## BEGIN DATA SUPPLIED

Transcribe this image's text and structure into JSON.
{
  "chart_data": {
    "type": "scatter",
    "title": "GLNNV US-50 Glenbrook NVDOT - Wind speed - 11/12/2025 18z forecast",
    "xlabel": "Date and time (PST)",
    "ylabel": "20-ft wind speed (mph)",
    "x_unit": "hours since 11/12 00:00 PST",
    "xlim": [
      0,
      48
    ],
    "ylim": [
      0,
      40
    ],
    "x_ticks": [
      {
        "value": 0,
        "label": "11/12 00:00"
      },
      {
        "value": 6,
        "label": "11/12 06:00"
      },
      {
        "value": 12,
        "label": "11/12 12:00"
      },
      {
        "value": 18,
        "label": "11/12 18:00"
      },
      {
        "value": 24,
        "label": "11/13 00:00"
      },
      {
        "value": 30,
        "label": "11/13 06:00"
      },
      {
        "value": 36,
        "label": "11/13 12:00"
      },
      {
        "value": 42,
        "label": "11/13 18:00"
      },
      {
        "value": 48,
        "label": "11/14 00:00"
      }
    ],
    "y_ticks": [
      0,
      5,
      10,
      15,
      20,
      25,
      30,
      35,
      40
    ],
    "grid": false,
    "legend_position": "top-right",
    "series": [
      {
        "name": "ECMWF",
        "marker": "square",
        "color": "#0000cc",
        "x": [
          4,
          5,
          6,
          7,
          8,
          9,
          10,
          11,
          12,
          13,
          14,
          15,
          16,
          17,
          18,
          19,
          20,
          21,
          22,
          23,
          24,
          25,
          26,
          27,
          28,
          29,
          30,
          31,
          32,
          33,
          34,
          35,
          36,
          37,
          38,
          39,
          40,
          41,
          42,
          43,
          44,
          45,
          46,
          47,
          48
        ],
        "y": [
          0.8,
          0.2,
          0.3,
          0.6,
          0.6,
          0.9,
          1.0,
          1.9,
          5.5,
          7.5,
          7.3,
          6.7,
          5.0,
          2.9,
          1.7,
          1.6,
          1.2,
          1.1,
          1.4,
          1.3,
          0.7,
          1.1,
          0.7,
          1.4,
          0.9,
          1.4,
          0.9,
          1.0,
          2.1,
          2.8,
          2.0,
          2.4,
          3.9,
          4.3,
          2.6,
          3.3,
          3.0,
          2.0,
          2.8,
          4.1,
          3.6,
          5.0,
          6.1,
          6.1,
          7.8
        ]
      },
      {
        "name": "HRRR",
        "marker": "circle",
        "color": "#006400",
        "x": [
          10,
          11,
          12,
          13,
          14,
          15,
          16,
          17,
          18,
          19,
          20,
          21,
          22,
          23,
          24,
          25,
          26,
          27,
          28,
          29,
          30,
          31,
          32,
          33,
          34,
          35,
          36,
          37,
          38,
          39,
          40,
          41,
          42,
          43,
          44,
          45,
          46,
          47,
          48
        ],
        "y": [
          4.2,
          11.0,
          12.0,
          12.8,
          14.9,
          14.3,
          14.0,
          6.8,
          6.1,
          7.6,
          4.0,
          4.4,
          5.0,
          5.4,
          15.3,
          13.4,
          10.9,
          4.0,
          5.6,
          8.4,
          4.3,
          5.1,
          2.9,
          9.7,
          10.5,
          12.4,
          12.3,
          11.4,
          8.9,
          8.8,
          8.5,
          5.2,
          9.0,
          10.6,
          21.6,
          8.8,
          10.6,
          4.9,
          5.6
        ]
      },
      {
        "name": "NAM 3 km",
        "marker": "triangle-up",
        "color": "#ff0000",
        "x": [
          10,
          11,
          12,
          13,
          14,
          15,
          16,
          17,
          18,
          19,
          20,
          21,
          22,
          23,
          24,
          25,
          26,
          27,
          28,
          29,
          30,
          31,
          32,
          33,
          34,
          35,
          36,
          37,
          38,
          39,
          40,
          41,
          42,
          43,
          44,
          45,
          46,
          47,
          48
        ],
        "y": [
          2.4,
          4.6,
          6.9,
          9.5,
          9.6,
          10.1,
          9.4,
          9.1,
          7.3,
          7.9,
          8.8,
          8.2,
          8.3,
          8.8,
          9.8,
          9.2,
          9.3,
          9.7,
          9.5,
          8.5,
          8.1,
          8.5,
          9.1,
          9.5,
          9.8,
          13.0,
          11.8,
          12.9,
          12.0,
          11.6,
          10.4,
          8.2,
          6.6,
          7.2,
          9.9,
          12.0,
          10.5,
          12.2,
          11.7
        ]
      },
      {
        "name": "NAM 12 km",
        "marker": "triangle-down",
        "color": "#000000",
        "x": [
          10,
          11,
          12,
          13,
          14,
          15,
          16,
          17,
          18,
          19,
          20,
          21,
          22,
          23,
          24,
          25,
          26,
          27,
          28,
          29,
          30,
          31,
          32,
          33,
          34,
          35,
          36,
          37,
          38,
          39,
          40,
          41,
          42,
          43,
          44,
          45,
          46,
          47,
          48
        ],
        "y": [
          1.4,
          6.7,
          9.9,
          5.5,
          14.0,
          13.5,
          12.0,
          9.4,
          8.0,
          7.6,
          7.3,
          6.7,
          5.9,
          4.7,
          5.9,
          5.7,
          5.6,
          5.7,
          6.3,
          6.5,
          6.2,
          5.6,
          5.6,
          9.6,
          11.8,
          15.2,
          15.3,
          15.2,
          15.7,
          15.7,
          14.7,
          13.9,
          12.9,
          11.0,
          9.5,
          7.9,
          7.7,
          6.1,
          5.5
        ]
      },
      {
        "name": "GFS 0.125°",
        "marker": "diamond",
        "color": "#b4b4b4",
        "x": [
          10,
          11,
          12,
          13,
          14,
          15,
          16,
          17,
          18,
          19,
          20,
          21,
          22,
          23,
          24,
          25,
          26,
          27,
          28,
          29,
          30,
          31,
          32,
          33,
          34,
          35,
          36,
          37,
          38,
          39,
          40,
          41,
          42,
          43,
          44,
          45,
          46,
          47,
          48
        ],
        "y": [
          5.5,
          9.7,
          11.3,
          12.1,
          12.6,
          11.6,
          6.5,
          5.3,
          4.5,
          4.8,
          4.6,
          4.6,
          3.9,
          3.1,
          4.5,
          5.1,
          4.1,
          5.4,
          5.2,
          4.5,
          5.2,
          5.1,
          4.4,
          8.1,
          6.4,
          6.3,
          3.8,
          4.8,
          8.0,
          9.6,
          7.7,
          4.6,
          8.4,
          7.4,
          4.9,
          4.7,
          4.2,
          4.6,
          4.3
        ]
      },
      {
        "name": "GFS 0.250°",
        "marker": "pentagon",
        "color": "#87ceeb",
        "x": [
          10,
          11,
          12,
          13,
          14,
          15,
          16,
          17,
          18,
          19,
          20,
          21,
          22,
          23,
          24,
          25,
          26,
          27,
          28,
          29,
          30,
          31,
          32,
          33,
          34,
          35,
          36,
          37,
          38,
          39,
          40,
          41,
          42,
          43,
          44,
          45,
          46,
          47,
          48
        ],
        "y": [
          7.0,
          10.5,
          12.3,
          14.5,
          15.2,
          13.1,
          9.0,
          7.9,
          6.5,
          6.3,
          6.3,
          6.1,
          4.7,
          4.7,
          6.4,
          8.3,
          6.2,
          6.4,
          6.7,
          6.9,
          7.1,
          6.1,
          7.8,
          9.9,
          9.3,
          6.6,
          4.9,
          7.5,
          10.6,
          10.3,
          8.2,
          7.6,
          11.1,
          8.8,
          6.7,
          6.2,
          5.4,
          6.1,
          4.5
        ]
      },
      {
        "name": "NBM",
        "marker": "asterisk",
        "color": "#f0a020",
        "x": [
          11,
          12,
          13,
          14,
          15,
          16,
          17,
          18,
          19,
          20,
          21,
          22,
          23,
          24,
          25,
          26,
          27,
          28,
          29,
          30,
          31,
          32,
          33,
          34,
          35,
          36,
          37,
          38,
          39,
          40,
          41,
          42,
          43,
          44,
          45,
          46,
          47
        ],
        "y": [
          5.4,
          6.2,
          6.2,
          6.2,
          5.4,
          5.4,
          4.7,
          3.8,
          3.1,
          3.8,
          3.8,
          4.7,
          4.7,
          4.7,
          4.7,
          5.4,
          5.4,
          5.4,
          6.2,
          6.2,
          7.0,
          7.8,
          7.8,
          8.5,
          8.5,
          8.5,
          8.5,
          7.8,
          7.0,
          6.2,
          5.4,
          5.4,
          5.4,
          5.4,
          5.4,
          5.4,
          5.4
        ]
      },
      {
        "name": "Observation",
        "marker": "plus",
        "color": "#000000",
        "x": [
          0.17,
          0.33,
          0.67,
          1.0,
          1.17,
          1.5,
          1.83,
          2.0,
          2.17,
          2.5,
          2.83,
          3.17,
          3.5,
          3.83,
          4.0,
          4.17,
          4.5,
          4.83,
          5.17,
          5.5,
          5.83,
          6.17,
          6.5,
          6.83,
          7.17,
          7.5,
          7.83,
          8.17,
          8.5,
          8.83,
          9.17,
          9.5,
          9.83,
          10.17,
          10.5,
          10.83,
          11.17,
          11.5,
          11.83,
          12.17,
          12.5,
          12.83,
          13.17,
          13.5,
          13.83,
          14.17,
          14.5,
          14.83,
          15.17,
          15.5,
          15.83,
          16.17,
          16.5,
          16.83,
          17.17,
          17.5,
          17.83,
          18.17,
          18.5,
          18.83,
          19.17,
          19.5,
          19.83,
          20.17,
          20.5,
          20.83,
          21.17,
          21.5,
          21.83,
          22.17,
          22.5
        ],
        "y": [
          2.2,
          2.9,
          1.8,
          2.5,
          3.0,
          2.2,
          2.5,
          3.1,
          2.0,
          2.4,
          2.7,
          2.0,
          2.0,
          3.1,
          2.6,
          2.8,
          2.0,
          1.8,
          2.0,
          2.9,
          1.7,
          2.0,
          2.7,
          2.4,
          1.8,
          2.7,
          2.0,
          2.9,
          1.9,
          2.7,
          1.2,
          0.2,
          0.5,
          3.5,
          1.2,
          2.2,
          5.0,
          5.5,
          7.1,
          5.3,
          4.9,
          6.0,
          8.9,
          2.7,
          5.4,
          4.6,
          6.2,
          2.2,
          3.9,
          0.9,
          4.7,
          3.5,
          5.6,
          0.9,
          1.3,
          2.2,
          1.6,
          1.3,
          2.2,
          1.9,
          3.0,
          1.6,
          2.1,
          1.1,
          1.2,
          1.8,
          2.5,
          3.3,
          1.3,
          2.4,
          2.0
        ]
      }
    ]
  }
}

## END DATA SUPPLIED

- [WHAT TO WORK ON]
Find the lines with the string "speed" and reproduce them.

- [ANSWER FOR THIS EXERCISE]
    "title": "GLNNV US-50 Glenbrook NVDOT - Wind speed - 11/12/2025 18z forecast",
    "ylabel": "20-ft wind speed (mph)",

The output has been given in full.